[Items listed in a dataset]
---+---
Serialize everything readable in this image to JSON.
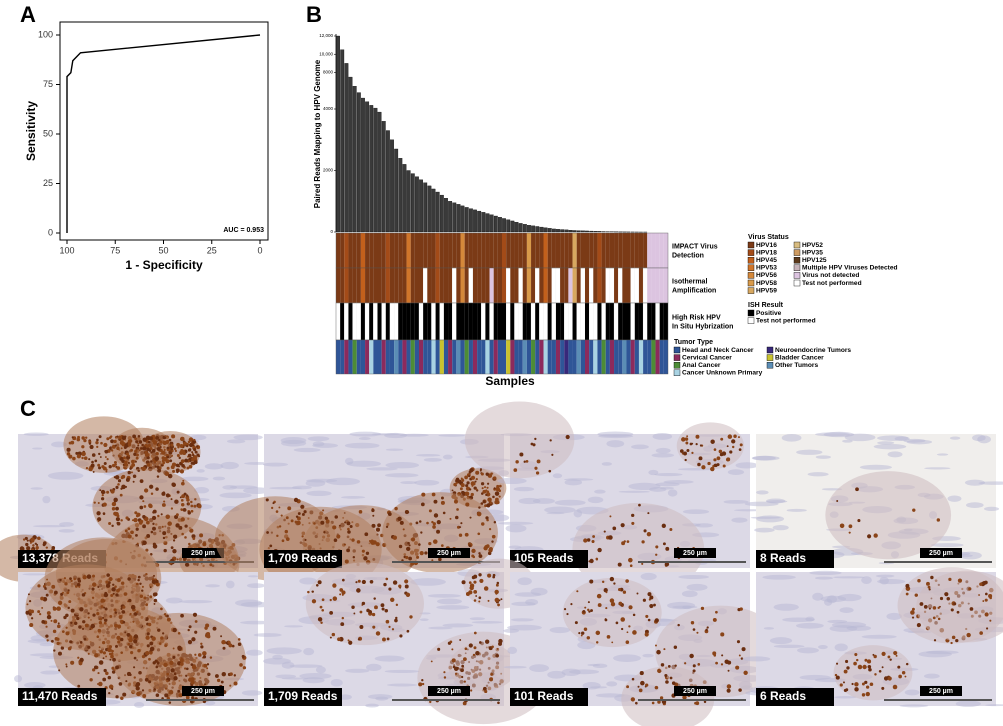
{
  "panels": {
    "a": "A",
    "b": "B",
    "c": "C"
  },
  "chart_data": [
    {
      "type": "line",
      "x_label": "1 - Specificity",
      "y_label": "Sensitivity",
      "x": [
        100,
        100,
        98,
        97,
        93,
        0
      ],
      "values": [
        0,
        79,
        81,
        87,
        91,
        100
      ],
      "xlim": [
        100,
        0
      ],
      "ylim": [
        0,
        100
      ],
      "xticks": [
        100,
        75,
        50,
        25,
        0
      ],
      "yticks": [
        0,
        25,
        50,
        75,
        100
      ],
      "annotation": "AUC = 0.953",
      "color": "#000000"
    },
    {
      "type": "bar",
      "y_label": "Paired Reads Mapping to HPV Genome",
      "x_label": "Samples",
      "color": "#3a3a3a",
      "ylim": [
        0,
        12000
      ],
      "y_break": 4000,
      "yticks": [
        0,
        2000,
        4000,
        8000,
        {
          "value": 10000,
          "label": "10,000"
        },
        {
          "value": 12000,
          "label": "12,000"
        }
      ],
      "values": [
        12000,
        10500,
        9000,
        7500,
        6500,
        5800,
        5200,
        4800,
        4400,
        4100,
        3900,
        3600,
        3300,
        3000,
        2700,
        2400,
        2200,
        2000,
        1900,
        1800,
        1700,
        1600,
        1500,
        1400,
        1300,
        1200,
        1100,
        1000,
        950,
        900,
        850,
        800,
        760,
        720,
        680,
        640,
        600,
        560,
        520,
        480,
        440,
        400,
        360,
        320,
        280,
        250,
        220,
        200,
        180,
        160,
        140,
        120,
        100,
        90,
        80,
        70,
        60,
        50,
        45,
        40,
        35,
        30,
        25,
        20,
        15,
        12,
        10,
        8,
        6,
        5,
        4,
        3,
        2,
        1,
        1,
        null,
        null,
        null,
        null,
        null
      ],
      "tracks": [
        {
          "name": [
            "IMPACT Virus",
            "Detection"
          ],
          "legend": 0,
          "values": [
            0,
            0,
            1,
            0,
            0,
            0,
            2,
            0,
            0,
            0,
            0,
            0,
            1,
            0,
            0,
            0,
            0,
            3,
            0,
            0,
            0,
            0,
            0,
            0,
            1,
            0,
            0,
            0,
            0,
            0,
            4,
            0,
            0,
            0,
            0,
            0,
            0,
            0,
            0,
            0,
            1,
            0,
            0,
            0,
            0,
            0,
            5,
            0,
            0,
            0,
            2,
            0,
            0,
            0,
            0,
            0,
            0,
            6,
            0,
            0,
            0,
            0,
            0,
            1,
            0,
            0,
            0,
            0,
            0,
            0,
            0,
            0,
            0,
            0,
            0,
            11,
            11,
            11,
            11,
            11
          ]
        },
        {
          "name": [
            "Isothermal",
            "Amplification"
          ],
          "legend": 0,
          "values": [
            0,
            0,
            1,
            0,
            0,
            0,
            2,
            0,
            0,
            0,
            0,
            0,
            1,
            0,
            0,
            0,
            0,
            3,
            0,
            0,
            0,
            12,
            0,
            0,
            1,
            0,
            0,
            0,
            12,
            0,
            4,
            0,
            12,
            0,
            0,
            0,
            0,
            11,
            0,
            0,
            1,
            12,
            0,
            0,
            12,
            0,
            5,
            0,
            12,
            0,
            2,
            0,
            12,
            12,
            0,
            0,
            11,
            6,
            0,
            12,
            0,
            12,
            0,
            1,
            0,
            12,
            12,
            0,
            12,
            0,
            0,
            12,
            12,
            0,
            12,
            11,
            11,
            11,
            11,
            11
          ]
        },
        {
          "name": [
            "High Risk HPV",
            "In Situ Hybrization"
          ],
          "legend": 1,
          "values": [
            1,
            0,
            1,
            0,
            1,
            1,
            0,
            1,
            0,
            1,
            0,
            1,
            0,
            1,
            1,
            0,
            0,
            0,
            0,
            0,
            1,
            0,
            0,
            1,
            0,
            1,
            0,
            0,
            1,
            0,
            0,
            0,
            0,
            0,
            0,
            1,
            0,
            1,
            0,
            0,
            0,
            1,
            0,
            1,
            1,
            0,
            0,
            1,
            0,
            1,
            1,
            0,
            1,
            0,
            0,
            1,
            1,
            0,
            1,
            1,
            0,
            1,
            1,
            0,
            1,
            0,
            0,
            1,
            0,
            0,
            0,
            1,
            0,
            0,
            1,
            0,
            0,
            1,
            0,
            0
          ]
        },
        {
          "name": [],
          "legend": 2,
          "values": [
            0,
            0,
            1,
            0,
            2,
            0,
            0,
            1,
            3,
            0,
            0,
            1,
            0,
            0,
            6,
            0,
            1,
            0,
            2,
            0,
            1,
            0,
            0,
            3,
            0,
            5,
            0,
            1,
            0,
            6,
            0,
            2,
            0,
            1,
            0,
            0,
            3,
            0,
            1,
            0,
            0,
            5,
            1,
            0,
            0,
            6,
            0,
            2,
            0,
            1,
            3,
            0,
            0,
            1,
            0,
            4,
            0,
            0,
            6,
            0,
            1,
            0,
            3,
            0,
            2,
            0,
            1,
            0,
            0,
            6,
            0,
            1,
            0,
            3,
            0,
            0,
            2,
            1,
            0,
            0
          ]
        }
      ],
      "legends": [
        {
          "title": "Virus Status",
          "items": [
            {
              "name": "HPV16",
              "color": "#7b3a16"
            },
            {
              "name": "HPV18",
              "color": "#a34b18"
            },
            {
              "name": "HPV45",
              "color": "#c2601c"
            },
            {
              "name": "HPV53",
              "color": "#d0752a"
            },
            {
              "name": "HPV56",
              "color": "#d4883a"
            },
            {
              "name": "HPV58",
              "color": "#d89a4a"
            },
            {
              "name": "HPV59",
              "color": "#d8a860"
            },
            {
              "name": "HPV52",
              "color": "#d8bc80"
            },
            {
              "name": "HPV35",
              "color": "#cf9c62"
            },
            {
              "name": "HPV125",
              "color": "#5c3a1c"
            },
            {
              "name": "Multiple HPV Viruses Detected",
              "color": "#c7b3b9"
            },
            {
              "name": "Virus not detected",
              "color": "#dcc4e0"
            },
            {
              "name": "Test not performed",
              "color": "#ffffff"
            }
          ]
        },
        {
          "title": "ISH Result",
          "items": [
            {
              "name": "Positive",
              "color": "#000000"
            },
            {
              "name": "Test not performed",
              "color": "#ffffff"
            }
          ]
        },
        {
          "title": "Tumor Type",
          "items": [
            {
              "name": "Head and Neck Cancer",
              "color": "#2f5597"
            },
            {
              "name": "Cervical Cancer",
              "color": "#8c2a5c"
            },
            {
              "name": "Anal Cancer",
              "color": "#4d8c36"
            },
            {
              "name": "Cancer Unknown Primary",
              "color": "#a9d3e3"
            },
            {
              "name": "Neuroendocrine Tumors",
              "color": "#38287a"
            },
            {
              "name": "Bladder Cancer",
              "color": "#c9c22e"
            },
            {
              "name": "Other Tumors",
              "color": "#5b8db5"
            }
          ]
        }
      ]
    }
  ],
  "images": [
    {
      "label": "13,378 Reads",
      "scale": "250 µm"
    },
    {
      "label": "1,709 Reads",
      "scale": "250 µm"
    },
    {
      "label": "105 Reads",
      "scale": "250 µm"
    },
    {
      "label": "8 Reads",
      "scale": "250 µm"
    },
    {
      "label": "11,470 Reads",
      "scale": "250 µm"
    },
    {
      "label": "1,709 Reads",
      "scale": "250 µm"
    },
    {
      "label": "101 Reads",
      "scale": "250 µm"
    },
    {
      "label": "6 Reads",
      "scale": "250 µm"
    }
  ]
}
---+---
Find out how many lines in the entries above hold "title", then reply with that figure and nothing else.

◆ **Task answer**: 3